■ WHAT IS NEEDED ■
List each line of the data that holds the string "Volume".

■ Figure record extracts ■
* start *

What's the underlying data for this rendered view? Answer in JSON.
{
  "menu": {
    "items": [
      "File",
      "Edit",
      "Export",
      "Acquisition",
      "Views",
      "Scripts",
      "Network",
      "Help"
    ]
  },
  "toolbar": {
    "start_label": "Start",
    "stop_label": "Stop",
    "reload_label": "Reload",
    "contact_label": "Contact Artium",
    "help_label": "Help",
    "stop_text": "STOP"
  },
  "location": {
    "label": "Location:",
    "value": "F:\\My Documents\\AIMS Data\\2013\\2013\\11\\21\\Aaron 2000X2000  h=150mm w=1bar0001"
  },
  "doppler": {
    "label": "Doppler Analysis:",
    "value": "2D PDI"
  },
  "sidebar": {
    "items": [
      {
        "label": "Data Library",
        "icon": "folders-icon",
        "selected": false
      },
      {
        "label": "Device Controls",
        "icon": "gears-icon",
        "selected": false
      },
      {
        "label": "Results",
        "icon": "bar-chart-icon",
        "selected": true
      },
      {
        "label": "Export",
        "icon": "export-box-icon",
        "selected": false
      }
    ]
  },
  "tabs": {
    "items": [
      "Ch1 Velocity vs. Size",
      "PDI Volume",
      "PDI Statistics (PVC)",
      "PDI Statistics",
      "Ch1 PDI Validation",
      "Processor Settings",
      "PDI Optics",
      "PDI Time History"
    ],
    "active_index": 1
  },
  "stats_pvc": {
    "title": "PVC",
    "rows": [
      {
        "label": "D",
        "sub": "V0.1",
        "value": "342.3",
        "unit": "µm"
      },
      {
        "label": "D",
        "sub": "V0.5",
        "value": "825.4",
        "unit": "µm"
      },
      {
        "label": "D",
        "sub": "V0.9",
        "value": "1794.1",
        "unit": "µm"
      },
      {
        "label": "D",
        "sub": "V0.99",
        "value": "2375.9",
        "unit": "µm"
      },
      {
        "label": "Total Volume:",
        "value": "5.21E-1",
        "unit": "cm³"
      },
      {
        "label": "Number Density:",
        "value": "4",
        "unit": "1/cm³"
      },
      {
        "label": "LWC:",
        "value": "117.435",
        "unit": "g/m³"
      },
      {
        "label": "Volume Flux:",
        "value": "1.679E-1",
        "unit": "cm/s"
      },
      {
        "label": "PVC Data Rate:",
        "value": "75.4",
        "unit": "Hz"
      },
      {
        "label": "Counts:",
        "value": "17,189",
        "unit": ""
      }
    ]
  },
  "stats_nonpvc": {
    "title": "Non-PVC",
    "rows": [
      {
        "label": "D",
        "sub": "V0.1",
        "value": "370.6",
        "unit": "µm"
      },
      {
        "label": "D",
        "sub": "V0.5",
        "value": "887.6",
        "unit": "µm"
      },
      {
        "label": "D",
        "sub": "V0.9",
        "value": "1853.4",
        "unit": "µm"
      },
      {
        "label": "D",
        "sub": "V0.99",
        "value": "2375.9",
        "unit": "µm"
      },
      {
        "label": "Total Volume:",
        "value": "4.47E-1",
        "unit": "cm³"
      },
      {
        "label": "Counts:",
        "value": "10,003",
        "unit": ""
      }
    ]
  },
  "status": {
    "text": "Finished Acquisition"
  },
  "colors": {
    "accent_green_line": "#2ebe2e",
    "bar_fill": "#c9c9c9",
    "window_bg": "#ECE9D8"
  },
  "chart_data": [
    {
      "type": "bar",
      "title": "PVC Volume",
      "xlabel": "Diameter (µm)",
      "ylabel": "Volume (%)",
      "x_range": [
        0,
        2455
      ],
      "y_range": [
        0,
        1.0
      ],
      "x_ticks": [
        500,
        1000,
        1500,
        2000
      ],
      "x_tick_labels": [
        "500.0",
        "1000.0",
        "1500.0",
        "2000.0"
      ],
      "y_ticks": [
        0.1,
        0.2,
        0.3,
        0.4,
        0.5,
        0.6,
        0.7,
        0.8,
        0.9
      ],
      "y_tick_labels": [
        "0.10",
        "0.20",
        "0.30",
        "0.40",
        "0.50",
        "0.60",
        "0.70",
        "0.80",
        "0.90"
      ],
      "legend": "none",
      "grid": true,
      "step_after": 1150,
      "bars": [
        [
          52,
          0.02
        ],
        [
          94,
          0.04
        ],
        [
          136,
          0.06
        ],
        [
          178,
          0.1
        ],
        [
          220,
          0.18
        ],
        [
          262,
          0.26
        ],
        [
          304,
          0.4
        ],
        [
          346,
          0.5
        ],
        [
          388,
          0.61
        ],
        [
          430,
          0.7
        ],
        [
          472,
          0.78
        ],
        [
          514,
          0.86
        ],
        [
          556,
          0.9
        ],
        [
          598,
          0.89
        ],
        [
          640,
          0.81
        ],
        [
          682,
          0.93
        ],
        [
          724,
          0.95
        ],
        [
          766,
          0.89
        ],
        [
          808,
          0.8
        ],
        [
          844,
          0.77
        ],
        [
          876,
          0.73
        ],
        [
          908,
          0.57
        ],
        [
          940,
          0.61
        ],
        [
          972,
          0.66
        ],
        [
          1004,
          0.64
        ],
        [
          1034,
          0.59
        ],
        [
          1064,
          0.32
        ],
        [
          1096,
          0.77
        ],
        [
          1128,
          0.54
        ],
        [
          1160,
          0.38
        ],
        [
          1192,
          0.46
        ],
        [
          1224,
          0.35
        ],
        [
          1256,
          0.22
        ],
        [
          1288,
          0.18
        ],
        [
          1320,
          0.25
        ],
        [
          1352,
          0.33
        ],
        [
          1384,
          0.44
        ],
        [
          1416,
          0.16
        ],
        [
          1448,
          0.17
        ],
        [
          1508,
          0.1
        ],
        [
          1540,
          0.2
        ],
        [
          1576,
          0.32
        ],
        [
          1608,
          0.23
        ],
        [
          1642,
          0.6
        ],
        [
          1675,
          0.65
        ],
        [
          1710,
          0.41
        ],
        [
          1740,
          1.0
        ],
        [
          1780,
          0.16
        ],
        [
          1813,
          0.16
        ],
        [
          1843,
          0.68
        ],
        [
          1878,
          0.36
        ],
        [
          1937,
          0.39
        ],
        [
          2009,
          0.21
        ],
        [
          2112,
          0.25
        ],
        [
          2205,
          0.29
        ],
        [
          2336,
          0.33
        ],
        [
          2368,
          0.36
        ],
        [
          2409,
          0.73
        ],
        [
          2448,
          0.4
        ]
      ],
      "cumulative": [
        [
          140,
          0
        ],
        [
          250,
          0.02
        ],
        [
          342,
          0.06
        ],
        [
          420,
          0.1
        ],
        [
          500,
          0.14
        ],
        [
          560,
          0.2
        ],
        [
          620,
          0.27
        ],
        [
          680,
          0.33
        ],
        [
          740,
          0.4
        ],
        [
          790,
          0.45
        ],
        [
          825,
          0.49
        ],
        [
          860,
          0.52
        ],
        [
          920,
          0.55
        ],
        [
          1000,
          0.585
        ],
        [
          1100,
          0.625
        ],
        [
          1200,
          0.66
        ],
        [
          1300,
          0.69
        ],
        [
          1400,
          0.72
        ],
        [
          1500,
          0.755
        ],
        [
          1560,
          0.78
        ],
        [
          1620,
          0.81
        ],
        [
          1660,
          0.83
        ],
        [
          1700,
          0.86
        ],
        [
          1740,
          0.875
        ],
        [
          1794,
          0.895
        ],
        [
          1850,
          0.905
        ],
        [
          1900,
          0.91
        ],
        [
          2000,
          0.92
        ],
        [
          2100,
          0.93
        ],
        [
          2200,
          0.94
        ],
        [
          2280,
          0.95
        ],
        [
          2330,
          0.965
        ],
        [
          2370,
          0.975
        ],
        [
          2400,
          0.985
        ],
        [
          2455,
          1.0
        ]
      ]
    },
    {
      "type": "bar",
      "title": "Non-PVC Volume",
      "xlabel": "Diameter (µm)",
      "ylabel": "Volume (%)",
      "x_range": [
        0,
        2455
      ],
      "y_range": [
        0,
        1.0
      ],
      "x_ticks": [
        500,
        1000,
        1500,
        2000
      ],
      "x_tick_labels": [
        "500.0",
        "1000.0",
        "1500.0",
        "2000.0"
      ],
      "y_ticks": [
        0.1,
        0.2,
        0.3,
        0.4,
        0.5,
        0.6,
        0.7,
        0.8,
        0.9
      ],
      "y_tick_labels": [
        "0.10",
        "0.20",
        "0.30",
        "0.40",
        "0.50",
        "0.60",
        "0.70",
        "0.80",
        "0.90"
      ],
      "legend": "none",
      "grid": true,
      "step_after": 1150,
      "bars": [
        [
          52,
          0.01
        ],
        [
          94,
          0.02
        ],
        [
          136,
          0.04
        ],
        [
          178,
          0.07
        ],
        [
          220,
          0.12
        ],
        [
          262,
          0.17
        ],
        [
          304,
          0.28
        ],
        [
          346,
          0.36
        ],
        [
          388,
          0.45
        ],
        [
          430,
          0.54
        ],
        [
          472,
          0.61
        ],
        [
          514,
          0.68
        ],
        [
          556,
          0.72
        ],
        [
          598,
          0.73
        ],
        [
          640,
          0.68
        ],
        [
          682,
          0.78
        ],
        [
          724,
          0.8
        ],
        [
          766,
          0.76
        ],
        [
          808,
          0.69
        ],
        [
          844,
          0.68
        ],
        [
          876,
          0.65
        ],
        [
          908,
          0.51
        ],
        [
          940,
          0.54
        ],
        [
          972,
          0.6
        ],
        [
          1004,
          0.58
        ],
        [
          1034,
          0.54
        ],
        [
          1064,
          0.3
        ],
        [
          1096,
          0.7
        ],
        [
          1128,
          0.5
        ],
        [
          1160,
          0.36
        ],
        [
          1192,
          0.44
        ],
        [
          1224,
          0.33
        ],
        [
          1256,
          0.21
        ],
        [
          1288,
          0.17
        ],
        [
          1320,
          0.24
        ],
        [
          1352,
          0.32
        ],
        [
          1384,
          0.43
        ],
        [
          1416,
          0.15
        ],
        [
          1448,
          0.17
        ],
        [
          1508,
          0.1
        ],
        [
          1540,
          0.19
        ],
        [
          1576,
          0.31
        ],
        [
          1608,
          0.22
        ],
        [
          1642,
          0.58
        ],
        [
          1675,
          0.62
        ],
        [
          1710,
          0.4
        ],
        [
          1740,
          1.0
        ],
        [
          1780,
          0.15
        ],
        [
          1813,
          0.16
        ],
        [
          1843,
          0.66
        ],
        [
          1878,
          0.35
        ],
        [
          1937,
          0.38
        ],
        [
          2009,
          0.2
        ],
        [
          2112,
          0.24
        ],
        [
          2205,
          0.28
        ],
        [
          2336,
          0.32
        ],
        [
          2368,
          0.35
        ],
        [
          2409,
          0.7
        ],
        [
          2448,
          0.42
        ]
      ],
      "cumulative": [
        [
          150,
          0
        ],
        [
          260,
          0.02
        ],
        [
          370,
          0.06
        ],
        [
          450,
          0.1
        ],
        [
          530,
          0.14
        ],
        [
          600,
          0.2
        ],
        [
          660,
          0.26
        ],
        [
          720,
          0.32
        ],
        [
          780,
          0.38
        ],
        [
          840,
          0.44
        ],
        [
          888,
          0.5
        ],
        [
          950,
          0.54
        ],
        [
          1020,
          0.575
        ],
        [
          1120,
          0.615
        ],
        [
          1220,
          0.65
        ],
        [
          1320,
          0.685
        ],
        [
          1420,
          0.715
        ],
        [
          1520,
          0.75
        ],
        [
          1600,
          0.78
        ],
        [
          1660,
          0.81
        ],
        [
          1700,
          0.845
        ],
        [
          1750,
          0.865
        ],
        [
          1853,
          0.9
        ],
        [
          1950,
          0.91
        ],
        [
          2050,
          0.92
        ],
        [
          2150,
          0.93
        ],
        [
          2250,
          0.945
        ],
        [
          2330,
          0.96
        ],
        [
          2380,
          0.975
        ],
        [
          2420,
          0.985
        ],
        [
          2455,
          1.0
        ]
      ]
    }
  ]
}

* end *

■ TASK RESPONSE ■
      "PDI Volume",
        "label": "Total Volume:",
        "label": "Volume Flux:",
        "label": "Total Volume:",
      "title": "PVC Volume",
      "ylabel": "Volume (%)",
      "title": "Non-PVC Volume",
      "ylabel": "Volume (%)",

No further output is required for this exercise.